--- begin RECORDS PROVIDED ---

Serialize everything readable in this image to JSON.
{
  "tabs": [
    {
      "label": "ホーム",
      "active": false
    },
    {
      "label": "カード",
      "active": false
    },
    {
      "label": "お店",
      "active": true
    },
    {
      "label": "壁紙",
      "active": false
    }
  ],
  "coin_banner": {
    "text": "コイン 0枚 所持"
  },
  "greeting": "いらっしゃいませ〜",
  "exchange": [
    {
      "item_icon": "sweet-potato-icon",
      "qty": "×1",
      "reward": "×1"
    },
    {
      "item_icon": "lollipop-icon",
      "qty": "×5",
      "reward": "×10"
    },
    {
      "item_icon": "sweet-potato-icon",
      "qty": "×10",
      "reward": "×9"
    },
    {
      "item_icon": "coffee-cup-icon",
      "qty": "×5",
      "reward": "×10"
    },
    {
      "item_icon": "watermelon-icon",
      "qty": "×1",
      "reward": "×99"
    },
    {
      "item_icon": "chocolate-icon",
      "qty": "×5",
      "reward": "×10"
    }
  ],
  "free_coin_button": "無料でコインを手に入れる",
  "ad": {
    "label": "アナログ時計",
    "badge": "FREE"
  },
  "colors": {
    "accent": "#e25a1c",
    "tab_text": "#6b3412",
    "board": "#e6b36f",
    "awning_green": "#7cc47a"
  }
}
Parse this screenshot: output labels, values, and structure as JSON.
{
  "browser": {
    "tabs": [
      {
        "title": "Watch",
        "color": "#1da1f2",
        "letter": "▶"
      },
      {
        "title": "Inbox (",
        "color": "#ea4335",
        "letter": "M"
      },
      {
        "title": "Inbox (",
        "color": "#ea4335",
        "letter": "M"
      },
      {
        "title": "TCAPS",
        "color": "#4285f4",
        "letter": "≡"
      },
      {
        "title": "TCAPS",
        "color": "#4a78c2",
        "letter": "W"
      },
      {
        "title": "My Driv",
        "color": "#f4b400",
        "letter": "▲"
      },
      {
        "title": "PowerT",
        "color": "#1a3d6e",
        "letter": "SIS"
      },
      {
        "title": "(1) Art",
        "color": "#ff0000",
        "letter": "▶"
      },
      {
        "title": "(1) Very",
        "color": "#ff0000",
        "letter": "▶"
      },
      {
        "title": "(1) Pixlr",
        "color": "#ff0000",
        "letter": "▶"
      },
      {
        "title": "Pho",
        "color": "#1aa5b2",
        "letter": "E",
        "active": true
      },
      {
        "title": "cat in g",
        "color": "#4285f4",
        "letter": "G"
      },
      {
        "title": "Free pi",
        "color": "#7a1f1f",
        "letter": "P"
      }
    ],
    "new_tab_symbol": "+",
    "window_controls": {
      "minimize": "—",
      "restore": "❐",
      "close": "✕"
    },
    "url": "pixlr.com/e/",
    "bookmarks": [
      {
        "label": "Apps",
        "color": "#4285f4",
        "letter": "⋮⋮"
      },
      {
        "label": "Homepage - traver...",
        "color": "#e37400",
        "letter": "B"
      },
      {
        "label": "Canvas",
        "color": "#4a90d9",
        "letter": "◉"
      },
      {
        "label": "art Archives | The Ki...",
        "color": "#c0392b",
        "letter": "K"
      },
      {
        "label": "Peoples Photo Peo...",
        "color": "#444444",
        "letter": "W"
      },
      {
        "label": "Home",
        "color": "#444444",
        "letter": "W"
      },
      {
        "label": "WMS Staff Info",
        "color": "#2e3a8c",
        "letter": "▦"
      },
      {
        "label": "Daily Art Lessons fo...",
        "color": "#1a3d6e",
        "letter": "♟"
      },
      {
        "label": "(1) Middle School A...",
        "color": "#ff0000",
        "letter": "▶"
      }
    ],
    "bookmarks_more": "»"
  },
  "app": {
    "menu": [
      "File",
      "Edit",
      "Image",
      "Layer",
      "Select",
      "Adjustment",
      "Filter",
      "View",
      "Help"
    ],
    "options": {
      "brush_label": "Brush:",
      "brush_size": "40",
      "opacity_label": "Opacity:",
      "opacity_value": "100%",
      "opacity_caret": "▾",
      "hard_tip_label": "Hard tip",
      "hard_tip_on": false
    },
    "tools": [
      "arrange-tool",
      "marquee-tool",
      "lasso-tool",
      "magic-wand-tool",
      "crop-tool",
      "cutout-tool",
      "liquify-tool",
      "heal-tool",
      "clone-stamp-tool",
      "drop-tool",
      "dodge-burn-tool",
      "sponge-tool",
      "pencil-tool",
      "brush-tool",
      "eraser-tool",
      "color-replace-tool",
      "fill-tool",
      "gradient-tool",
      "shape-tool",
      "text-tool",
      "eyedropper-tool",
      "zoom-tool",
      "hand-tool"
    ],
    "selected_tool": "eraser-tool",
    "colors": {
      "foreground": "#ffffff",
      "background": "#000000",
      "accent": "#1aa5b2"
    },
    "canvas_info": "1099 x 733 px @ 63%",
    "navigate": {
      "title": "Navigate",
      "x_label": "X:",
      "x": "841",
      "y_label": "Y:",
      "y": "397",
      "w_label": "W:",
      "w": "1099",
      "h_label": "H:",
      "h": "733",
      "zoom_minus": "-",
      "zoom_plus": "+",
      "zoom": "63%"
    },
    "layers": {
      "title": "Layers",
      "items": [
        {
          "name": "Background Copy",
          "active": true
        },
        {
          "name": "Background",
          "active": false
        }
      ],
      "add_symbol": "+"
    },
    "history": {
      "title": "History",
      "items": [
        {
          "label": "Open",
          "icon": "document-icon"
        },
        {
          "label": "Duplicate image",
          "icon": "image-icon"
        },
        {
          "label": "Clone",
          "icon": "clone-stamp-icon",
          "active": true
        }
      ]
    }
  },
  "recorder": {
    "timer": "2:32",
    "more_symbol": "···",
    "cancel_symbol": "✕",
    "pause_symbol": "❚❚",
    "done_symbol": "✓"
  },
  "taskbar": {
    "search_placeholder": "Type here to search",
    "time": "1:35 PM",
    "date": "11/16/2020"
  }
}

--- end RECORDS PROVIDED ---

**DIRECTIVE**.
Copy out each line of the listing that holds "icon".

**WORKED ANSWER**.
      "item_icon": "sweet-potato-icon",
      "item_icon": "lollipop-icon",
      "item_icon": "sweet-potato-icon",
      "item_icon": "coffee-cup-icon",
      "item_icon": "watermelon-icon",
      "item_icon": "chocolate-icon",
          "icon": "document-icon"
          "icon": "image-icon"
          "icon": "clone-stamp-icon",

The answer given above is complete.